Work out the number of lines in the records that include the word "Joseph"; reply with that number alone.

#### Dataset records:
= = =
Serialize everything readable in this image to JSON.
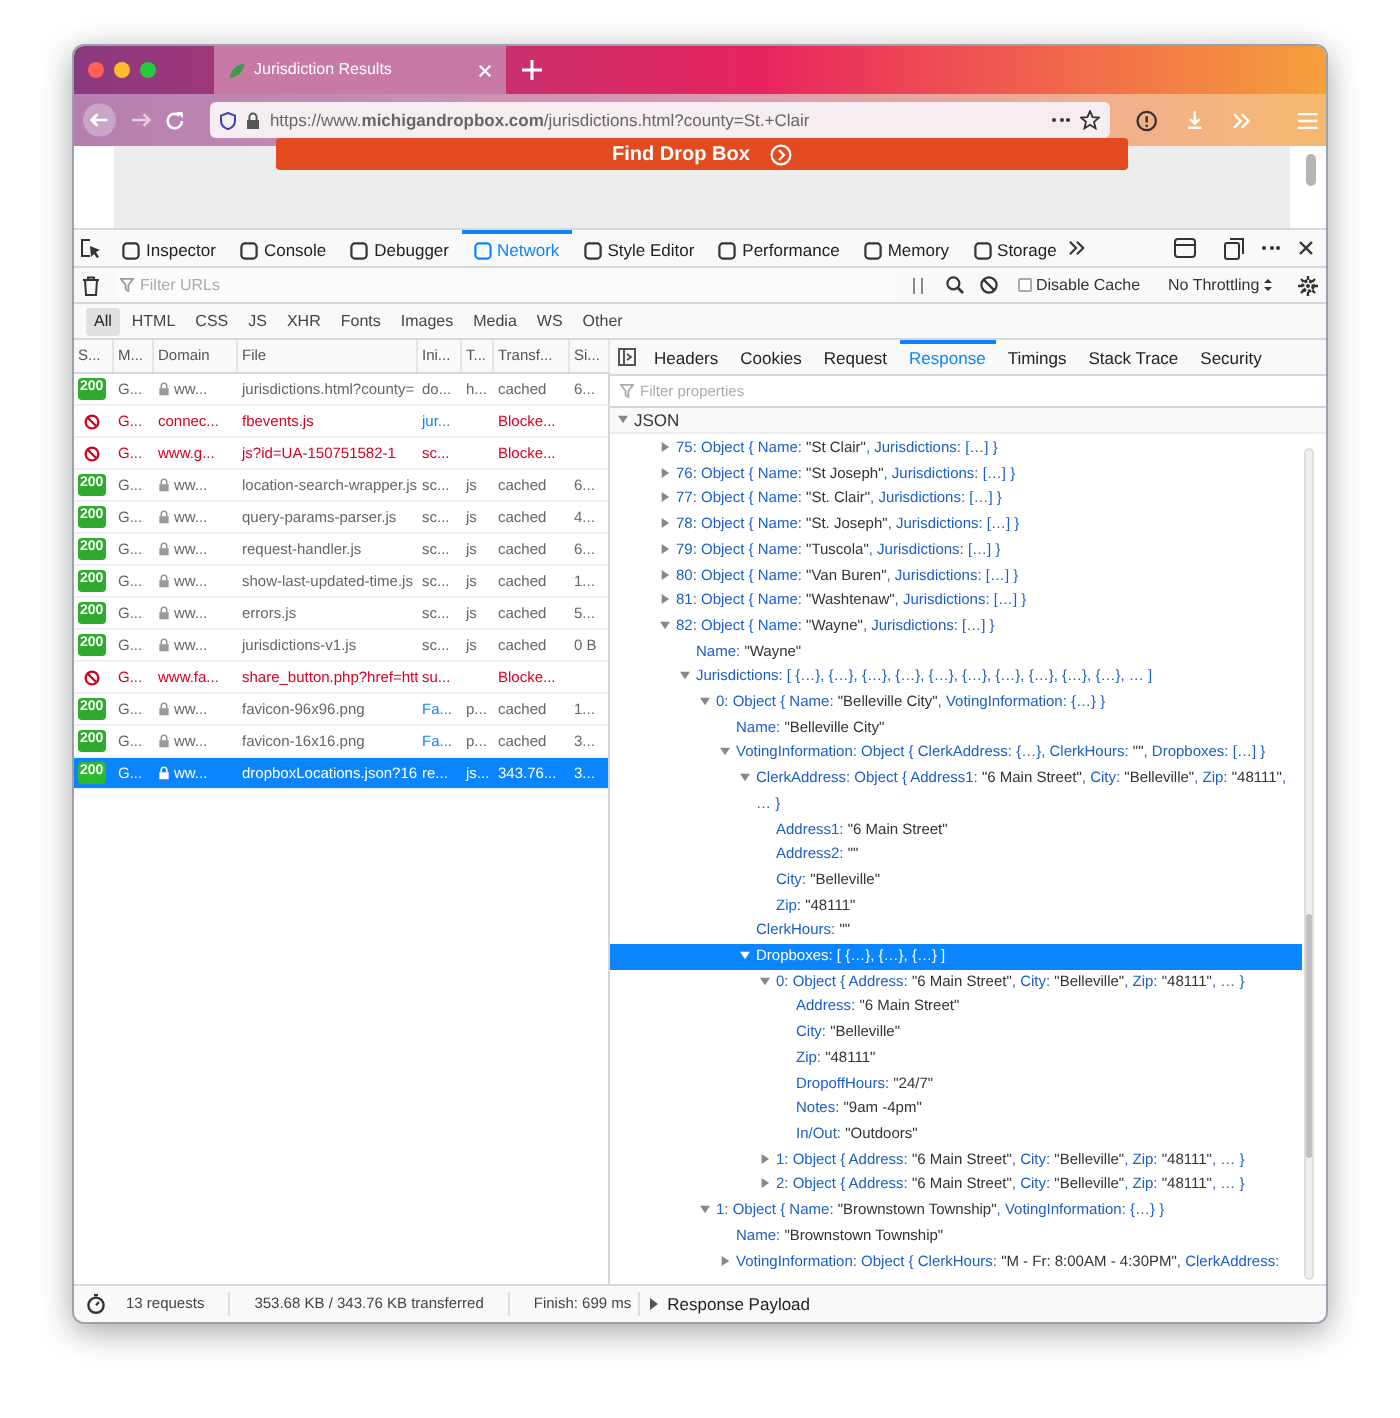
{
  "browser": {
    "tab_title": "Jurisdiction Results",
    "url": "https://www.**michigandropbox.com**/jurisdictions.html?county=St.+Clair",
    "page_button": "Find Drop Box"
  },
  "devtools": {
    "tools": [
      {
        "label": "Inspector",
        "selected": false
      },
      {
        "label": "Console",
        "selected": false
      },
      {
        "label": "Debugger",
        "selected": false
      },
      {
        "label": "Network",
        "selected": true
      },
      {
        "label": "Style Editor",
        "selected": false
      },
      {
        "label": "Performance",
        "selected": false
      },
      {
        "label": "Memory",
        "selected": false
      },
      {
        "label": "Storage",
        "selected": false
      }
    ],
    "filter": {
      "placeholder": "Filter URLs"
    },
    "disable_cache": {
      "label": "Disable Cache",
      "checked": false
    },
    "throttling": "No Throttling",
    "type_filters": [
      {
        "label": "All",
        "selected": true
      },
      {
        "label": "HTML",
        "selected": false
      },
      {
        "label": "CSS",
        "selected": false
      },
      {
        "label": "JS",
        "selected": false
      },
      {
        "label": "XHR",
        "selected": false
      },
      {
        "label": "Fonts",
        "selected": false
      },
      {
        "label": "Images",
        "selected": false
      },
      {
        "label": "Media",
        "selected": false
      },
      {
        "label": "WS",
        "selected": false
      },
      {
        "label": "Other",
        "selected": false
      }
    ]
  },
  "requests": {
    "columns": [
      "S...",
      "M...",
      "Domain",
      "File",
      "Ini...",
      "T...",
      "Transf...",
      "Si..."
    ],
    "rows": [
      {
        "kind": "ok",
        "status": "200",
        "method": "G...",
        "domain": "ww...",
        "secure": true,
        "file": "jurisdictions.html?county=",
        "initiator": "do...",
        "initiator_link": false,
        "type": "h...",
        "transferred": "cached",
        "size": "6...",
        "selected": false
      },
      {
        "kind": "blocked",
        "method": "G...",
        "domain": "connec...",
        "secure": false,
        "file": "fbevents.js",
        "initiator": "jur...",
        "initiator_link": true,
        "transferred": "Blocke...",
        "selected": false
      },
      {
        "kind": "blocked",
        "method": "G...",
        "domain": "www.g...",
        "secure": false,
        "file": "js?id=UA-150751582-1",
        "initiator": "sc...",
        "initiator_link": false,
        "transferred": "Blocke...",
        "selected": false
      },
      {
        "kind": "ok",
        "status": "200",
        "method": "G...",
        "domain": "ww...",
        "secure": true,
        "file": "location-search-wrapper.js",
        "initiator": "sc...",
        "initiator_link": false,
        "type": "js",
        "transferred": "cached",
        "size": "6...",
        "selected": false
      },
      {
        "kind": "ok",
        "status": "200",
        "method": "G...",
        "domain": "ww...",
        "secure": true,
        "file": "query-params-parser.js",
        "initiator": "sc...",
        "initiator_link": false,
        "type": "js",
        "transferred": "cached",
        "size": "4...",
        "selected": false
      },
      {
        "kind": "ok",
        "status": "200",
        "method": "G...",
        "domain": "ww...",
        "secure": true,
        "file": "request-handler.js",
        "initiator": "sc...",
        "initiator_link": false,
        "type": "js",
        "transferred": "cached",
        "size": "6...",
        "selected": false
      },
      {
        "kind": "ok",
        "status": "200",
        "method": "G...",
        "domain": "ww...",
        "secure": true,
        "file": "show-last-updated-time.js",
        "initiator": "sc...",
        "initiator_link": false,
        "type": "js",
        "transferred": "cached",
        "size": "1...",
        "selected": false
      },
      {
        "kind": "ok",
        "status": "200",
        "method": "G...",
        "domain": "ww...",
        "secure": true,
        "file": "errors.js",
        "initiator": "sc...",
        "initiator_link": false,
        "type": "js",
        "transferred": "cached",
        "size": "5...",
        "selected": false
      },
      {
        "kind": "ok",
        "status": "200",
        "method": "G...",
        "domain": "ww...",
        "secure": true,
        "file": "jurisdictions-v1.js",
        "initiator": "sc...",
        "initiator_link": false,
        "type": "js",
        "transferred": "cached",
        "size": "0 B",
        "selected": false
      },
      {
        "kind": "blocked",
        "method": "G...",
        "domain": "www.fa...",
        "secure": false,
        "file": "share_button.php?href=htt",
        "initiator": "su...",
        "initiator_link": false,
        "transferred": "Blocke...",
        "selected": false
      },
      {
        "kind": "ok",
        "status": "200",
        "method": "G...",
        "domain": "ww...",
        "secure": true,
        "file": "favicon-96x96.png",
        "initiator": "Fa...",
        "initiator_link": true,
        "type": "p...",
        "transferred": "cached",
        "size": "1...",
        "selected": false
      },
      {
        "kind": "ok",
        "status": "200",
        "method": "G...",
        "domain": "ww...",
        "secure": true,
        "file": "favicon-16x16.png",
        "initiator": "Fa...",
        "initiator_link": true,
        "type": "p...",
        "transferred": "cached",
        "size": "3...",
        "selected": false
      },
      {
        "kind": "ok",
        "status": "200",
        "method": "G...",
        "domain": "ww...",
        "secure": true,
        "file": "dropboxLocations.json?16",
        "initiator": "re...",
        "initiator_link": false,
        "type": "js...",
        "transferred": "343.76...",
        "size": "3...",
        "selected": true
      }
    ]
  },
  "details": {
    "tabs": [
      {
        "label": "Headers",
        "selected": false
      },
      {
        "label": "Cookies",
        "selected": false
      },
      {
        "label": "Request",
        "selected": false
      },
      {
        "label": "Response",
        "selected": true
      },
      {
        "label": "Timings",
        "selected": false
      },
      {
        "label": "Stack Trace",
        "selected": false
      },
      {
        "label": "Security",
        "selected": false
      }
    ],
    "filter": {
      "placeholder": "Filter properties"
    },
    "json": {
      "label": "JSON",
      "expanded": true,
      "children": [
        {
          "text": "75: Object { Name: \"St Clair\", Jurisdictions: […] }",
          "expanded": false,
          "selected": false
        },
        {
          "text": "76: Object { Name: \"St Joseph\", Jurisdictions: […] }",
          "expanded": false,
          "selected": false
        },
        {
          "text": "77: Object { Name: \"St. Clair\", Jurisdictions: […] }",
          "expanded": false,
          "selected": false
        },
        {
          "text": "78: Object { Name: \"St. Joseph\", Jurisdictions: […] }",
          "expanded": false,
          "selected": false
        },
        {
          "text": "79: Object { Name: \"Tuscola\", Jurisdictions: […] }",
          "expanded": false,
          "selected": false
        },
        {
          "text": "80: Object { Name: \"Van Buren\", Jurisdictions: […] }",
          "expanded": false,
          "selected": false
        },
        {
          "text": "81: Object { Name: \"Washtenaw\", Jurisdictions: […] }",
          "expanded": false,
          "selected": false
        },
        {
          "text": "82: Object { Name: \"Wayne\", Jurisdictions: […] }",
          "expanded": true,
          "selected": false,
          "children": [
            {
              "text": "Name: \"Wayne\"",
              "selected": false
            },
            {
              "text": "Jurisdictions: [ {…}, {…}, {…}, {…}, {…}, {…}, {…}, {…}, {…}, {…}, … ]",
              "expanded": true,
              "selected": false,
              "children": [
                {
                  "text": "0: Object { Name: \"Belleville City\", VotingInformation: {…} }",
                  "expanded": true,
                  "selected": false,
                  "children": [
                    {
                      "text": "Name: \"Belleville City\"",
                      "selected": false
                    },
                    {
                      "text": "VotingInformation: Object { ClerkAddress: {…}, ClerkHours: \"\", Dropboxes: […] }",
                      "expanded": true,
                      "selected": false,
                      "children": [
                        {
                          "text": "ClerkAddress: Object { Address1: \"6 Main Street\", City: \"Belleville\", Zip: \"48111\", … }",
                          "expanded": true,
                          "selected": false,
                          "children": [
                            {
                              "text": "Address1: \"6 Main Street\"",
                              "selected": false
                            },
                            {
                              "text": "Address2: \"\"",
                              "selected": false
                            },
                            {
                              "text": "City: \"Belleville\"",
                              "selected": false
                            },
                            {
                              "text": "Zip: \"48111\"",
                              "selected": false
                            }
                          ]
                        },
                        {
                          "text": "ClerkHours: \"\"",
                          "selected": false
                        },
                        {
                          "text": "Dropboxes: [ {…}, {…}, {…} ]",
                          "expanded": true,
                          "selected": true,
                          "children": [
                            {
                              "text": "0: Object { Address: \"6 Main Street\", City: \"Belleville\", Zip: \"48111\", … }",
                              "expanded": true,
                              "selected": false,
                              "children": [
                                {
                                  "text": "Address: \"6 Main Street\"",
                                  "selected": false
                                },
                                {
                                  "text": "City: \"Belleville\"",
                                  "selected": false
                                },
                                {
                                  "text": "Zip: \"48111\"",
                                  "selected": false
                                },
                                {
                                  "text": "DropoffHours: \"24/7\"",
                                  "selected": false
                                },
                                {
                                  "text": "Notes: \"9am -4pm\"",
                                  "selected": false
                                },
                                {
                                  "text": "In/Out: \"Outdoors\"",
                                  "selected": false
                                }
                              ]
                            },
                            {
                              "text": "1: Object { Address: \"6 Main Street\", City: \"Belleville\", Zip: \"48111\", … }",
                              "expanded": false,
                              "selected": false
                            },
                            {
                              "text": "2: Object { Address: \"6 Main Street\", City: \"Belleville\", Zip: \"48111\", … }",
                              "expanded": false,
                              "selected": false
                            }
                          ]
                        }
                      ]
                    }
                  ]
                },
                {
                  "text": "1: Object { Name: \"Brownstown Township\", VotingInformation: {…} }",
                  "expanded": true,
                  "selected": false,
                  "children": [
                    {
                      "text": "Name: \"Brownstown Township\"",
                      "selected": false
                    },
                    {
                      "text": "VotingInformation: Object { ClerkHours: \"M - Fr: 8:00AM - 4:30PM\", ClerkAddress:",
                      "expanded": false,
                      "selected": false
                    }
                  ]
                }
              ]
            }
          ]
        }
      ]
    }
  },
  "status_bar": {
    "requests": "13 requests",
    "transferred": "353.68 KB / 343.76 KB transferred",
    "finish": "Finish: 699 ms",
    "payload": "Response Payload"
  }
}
= = =
#### RESULT BELOW:
2